## Exercise details
Copy each entry as it stands, leaving nothing out.

Saved data entries
━━━━

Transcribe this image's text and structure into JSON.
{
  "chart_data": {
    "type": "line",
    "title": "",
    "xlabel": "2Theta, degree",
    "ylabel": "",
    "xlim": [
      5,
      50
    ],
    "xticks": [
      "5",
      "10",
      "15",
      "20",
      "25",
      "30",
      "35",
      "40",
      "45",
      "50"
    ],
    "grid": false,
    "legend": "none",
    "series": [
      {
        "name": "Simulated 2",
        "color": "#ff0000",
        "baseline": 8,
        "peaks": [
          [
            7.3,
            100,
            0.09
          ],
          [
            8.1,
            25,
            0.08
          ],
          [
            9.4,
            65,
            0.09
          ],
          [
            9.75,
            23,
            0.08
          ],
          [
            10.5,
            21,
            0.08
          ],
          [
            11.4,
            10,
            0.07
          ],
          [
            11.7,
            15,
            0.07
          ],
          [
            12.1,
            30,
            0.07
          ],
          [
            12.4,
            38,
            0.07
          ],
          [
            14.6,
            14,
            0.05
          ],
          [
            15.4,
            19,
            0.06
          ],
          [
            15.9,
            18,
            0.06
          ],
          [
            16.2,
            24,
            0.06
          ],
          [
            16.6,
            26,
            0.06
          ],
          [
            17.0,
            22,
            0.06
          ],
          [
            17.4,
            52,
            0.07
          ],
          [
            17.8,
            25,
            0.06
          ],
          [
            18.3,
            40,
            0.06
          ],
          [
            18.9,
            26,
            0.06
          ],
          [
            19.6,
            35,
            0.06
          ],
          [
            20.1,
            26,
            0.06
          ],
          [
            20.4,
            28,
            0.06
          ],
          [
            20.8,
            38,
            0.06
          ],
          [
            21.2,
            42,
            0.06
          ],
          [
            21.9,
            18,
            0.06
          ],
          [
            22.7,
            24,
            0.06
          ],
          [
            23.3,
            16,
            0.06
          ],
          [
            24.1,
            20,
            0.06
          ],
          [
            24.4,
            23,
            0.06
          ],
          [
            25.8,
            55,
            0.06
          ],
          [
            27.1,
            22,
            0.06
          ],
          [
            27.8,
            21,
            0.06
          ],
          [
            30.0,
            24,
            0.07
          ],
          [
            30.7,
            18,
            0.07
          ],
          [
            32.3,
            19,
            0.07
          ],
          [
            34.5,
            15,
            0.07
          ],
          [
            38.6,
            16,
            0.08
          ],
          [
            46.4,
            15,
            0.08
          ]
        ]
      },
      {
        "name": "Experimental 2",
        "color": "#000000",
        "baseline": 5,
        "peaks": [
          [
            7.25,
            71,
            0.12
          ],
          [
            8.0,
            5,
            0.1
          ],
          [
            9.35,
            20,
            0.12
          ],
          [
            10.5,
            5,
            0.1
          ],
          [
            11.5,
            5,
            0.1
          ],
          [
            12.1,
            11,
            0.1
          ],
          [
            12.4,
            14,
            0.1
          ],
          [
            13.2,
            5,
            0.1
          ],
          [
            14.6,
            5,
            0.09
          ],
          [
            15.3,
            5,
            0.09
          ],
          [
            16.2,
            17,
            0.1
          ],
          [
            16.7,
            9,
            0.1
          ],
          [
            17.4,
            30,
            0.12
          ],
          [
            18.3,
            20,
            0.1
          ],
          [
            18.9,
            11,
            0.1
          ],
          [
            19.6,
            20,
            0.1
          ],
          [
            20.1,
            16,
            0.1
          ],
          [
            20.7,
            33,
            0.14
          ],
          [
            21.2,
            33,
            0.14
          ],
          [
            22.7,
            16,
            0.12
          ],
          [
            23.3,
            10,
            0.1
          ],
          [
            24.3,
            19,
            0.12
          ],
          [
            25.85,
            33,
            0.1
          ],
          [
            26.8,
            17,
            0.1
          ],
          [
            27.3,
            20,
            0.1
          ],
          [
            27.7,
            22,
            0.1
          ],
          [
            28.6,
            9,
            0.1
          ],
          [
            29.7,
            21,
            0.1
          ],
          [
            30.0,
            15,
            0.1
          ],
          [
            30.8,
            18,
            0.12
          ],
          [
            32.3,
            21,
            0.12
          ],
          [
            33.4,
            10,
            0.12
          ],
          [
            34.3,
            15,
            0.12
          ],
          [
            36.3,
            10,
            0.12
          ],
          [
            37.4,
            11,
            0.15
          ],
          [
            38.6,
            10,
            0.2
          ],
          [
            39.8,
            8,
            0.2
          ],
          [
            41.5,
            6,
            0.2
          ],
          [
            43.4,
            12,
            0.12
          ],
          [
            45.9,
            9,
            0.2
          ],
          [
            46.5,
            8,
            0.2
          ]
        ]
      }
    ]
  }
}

━━━━

## The solution
Transcribe this image's text and structure into JSON.
{
  "chart_data": {
    "type": "line",
    "title": "",
    "xlabel": "2Theta, degree",
    "ylabel": "",
    "xlim": [
      5,
      50
    ],
    "xticks": [
      "5",
      "10",
      "15",
      "20",
      "25",
      "30",
      "35",
      "40",
      "45",
      "50"
    ],
    "grid": false,
    "legend": "none",
    "series": [
      {
        "name": "Simulated 2",
        "color": "#ff0000",
        "baseline": 8,
        "peaks": [
          [
            7.3,
            100,
            0.09
          ],
          [
            8.1,
            25,
            0.08
          ],
          [
            9.4,
            65,
            0.09
          ],
          [
            9.75,
            23,
            0.08
          ],
          [
            10.5,
            21,
            0.08
          ],
          [
            11.4,
            10,
            0.07
          ],
          [
            11.7,
            15,
            0.07
          ],
          [
            12.1,
            30,
            0.07
          ],
          [
            12.4,
            38,
            0.07
          ],
          [
            14.6,
            14,
            0.05
          ],
          [
            15.4,
            19,
            0.06
          ],
          [
            15.9,
            18,
            0.06
          ],
          [
            16.2,
            24,
            0.06
          ],
          [
            16.6,
            26,
            0.06
          ],
          [
            17.0,
            22,
            0.06
          ],
          [
            17.4,
            52,
            0.07
          ],
          [
            17.8,
            25,
            0.06
          ],
          [
            18.3,
            40,
            0.06
          ],
          [
            18.9,
            26,
            0.06
          ],
          [
            19.6,
            35,
            0.06
          ],
          [
            20.1,
            26,
            0.06
          ],
          [
            20.4,
            28,
            0.06
          ],
          [
            20.8,
            38,
            0.06
          ],
          [
            21.2,
            42,
            0.06
          ],
          [
            21.9,
            18,
            0.06
          ],
          [
            22.7,
            24,
            0.06
          ],
          [
            23.3,
            16,
            0.06
          ],
          [
            24.1,
            20,
            0.06
          ],
          [
            24.4,
            23,
            0.06
          ],
          [
            25.8,
            55,
            0.06
          ],
          [
            27.1,
            22,
            0.06
          ],
          [
            27.8,
            21,
            0.06
          ],
          [
            30.0,
            24,
            0.07
          ],
          [
            30.7,
            18,
            0.07
          ],
          [
            32.3,
            19,
            0.07
          ],
          [
            34.5,
            15,
            0.07
          ],
          [
            38.6,
            16,
            0.08
          ],
          [
            46.4,
            15,
            0.08
          ]
        ]
      },
      {
        "name": "Experimental 2",
        "color": "#000000",
        "baseline": 5,
        "peaks": [
          [
            7.25,
            71,
            0.12
          ],
          [
            8.0,
            5,
            0.1
          ],
          [
            9.35,
            20,
            0.12
          ],
          [
            10.5,
            5,
            0.1
          ],
          [
            11.5,
            5,
            0.1
          ],
          [
            12.1,
            11,
            0.1
          ],
          [
            12.4,
            14,
            0.1
          ],
          [
            13.2,
            5,
            0.1
          ],
          [
            14.6,
            5,
            0.09
          ],
          [
            15.3,
            5,
            0.09
          ],
          [
            16.2,
            17,
            0.1
          ],
          [
            16.7,
            9,
            0.1
          ],
          [
            17.4,
            30,
            0.12
          ],
          [
            18.3,
            20,
            0.1
          ],
          [
            18.9,
            11,
            0.1
          ],
          [
            19.6,
            20,
            0.1
          ],
          [
            20.1,
            16,
            0.1
          ],
          [
            20.7,
            33,
            0.14
          ],
          [
            21.2,
            33,
            0.14
          ],
          [
            22.7,
            16,
            0.12
          ],
          [
            23.3,
            10,
            0.1
          ],
          [
            24.3,
            19,
            0.12
          ],
          [
            25.85,
            33,
            0.1
          ],
          [
            26.8,
            17,
            0.1
          ],
          [
            27.3,
            20,
            0.1
          ],
          [
            27.7,
            22,
            0.1
          ],
          [
            28.6,
            9,
            0.1
          ],
          [
            29.7,
            21,
            0.1
          ],
          [
            30.0,
            15,
            0.1
          ],
          [
            30.8,
            18,
            0.12
          ],
          [
            32.3,
            21,
            0.12
          ],
          [
            33.4,
            10,
            0.12
          ],
          [
            34.3,
            15,
            0.12
          ],
          [
            36.3,
            10,
            0.12
          ],
          [
            37.4,
            11,
            0.15
          ],
          [
            38.6,
            10,
            0.2
          ],
          [
            39.8,
            8,
            0.2
          ],
          [
            41.5,
            6,
            0.2
          ],
          [
            43.4,
            12,
            0.12
          ],
          [
            45.9,
            9,
            0.2
          ],
          [
            46.5,
            8,
            0.2
          ]
        ]
      }
    ]
  }
}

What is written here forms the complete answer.